··· Data for this task

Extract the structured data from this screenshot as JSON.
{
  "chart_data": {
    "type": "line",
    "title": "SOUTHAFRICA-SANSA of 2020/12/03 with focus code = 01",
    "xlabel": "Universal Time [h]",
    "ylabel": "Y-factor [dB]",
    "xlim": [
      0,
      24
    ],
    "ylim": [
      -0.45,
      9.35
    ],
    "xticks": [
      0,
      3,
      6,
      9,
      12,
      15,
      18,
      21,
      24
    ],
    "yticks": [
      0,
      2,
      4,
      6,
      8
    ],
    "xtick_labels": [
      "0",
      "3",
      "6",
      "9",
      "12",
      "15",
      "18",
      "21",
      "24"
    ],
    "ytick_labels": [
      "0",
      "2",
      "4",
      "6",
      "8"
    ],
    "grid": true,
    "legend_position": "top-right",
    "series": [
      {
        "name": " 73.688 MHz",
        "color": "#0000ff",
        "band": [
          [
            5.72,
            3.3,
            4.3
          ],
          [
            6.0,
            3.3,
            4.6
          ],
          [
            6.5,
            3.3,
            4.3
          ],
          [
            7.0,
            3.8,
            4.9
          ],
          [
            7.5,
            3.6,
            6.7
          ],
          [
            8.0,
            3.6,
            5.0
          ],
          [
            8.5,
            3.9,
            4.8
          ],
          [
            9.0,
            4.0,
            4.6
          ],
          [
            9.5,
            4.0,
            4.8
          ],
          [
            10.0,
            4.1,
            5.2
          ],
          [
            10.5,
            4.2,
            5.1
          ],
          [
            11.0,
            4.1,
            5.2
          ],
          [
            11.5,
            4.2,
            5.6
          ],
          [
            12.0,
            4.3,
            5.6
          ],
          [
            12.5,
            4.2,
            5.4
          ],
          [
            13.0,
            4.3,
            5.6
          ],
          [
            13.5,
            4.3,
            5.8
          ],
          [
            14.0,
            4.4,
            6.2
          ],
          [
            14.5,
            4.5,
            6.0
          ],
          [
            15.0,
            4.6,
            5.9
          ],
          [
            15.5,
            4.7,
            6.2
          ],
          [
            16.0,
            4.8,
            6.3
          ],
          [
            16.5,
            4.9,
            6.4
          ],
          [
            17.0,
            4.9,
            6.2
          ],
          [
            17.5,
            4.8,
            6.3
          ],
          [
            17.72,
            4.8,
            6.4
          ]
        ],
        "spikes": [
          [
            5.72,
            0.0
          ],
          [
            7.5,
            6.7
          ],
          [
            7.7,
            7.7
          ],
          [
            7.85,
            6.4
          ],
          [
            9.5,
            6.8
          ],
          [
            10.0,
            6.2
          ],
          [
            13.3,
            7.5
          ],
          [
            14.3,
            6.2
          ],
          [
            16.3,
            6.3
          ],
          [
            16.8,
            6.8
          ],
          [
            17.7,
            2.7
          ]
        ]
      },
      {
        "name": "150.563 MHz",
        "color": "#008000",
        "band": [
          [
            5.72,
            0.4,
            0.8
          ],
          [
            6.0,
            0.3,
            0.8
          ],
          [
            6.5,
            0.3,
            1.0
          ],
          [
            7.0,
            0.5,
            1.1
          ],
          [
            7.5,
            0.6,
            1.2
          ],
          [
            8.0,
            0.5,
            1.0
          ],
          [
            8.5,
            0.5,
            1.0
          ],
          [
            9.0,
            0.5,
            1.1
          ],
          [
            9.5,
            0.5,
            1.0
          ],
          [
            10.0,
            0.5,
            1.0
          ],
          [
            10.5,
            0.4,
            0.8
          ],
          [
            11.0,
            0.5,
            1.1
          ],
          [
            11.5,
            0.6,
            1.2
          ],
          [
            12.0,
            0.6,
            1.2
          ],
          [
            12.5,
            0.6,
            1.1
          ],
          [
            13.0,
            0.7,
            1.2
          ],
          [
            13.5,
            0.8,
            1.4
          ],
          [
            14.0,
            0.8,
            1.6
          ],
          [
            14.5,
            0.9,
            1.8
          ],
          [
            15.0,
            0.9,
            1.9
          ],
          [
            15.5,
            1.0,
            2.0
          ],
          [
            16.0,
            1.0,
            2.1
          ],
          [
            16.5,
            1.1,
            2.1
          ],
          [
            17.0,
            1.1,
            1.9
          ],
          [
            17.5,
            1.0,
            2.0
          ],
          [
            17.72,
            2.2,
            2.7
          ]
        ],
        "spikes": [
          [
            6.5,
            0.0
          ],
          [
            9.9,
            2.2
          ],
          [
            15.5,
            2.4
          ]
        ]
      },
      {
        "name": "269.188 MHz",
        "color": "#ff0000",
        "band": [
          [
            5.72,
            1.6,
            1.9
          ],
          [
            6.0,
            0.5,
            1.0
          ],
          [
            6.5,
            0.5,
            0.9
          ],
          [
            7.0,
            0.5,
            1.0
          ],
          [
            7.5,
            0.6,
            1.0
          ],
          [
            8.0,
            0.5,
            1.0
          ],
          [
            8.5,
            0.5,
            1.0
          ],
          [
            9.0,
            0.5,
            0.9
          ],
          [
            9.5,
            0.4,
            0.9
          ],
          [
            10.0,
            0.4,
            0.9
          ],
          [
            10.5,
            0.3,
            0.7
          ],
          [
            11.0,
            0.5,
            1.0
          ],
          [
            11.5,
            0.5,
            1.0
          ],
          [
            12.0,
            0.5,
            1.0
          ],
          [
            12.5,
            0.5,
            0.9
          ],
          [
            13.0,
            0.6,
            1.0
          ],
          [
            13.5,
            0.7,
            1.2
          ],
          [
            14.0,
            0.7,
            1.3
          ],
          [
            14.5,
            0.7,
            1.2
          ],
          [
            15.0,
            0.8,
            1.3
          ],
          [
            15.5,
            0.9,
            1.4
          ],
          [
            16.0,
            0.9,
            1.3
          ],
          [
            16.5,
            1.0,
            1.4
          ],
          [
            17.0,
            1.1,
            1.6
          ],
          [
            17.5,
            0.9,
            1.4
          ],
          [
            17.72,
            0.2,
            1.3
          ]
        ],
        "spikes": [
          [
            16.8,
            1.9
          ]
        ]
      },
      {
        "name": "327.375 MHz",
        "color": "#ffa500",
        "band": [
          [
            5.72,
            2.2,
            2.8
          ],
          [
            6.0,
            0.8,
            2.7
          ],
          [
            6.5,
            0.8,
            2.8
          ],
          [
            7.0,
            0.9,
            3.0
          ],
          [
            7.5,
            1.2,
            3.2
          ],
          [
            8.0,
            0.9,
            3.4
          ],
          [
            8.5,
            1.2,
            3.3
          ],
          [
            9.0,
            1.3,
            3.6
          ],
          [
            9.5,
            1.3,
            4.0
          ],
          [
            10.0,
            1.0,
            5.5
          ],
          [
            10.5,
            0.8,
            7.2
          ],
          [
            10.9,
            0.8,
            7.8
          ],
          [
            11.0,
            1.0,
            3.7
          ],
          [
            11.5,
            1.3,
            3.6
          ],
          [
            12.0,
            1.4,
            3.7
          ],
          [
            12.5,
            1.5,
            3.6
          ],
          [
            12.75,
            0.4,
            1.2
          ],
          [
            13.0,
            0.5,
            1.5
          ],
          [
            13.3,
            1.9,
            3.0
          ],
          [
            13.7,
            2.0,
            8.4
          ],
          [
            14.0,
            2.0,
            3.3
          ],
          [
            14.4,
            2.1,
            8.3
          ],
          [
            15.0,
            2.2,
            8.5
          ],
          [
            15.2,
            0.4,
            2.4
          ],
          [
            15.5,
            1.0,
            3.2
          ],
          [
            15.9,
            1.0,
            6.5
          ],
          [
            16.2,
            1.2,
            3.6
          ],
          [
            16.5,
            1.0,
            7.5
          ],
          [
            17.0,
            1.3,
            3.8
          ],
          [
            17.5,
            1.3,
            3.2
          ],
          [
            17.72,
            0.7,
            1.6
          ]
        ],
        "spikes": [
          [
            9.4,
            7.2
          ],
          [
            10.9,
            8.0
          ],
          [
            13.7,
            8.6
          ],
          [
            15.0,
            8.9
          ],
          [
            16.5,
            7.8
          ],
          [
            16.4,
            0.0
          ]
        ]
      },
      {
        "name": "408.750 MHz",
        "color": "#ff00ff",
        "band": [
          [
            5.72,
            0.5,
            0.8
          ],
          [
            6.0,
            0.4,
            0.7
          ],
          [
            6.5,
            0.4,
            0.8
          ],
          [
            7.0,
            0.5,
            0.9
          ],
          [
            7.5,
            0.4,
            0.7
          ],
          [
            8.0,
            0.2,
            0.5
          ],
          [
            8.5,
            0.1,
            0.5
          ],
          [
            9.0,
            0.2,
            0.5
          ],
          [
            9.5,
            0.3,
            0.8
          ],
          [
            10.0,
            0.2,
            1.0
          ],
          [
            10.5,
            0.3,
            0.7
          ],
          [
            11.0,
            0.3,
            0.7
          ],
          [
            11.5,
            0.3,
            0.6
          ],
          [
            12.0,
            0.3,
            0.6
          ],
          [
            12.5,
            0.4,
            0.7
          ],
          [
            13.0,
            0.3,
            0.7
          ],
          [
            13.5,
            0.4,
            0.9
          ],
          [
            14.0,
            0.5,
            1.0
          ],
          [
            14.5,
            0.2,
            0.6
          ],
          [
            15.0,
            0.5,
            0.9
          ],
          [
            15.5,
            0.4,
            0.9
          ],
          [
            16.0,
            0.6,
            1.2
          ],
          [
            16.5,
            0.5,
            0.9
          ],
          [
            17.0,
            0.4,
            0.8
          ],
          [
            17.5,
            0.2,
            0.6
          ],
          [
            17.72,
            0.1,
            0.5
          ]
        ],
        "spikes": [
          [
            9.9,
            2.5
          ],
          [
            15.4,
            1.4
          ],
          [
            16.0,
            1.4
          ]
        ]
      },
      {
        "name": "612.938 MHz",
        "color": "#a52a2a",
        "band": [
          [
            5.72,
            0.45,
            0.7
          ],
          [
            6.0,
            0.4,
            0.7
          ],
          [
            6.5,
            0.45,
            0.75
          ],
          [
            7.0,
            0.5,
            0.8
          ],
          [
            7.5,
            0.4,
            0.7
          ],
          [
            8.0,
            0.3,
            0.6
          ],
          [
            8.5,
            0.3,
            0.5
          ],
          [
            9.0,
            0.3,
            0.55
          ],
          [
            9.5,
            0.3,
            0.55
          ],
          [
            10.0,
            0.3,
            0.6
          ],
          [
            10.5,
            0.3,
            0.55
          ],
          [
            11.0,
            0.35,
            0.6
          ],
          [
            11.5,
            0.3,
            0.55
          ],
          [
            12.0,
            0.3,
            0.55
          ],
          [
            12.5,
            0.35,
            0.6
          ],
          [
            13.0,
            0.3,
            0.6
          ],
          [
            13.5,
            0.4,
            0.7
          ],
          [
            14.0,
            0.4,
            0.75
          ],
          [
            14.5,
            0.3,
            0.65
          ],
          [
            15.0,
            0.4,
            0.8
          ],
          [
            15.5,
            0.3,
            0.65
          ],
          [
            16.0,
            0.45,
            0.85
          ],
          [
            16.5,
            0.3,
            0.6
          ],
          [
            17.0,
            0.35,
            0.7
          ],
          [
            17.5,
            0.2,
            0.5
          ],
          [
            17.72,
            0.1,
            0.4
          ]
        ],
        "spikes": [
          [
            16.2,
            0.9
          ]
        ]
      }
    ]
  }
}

······

Exercise aim:
Above are records; say how many of their lines contain the word "color", giving only the number.

Exercise response:
6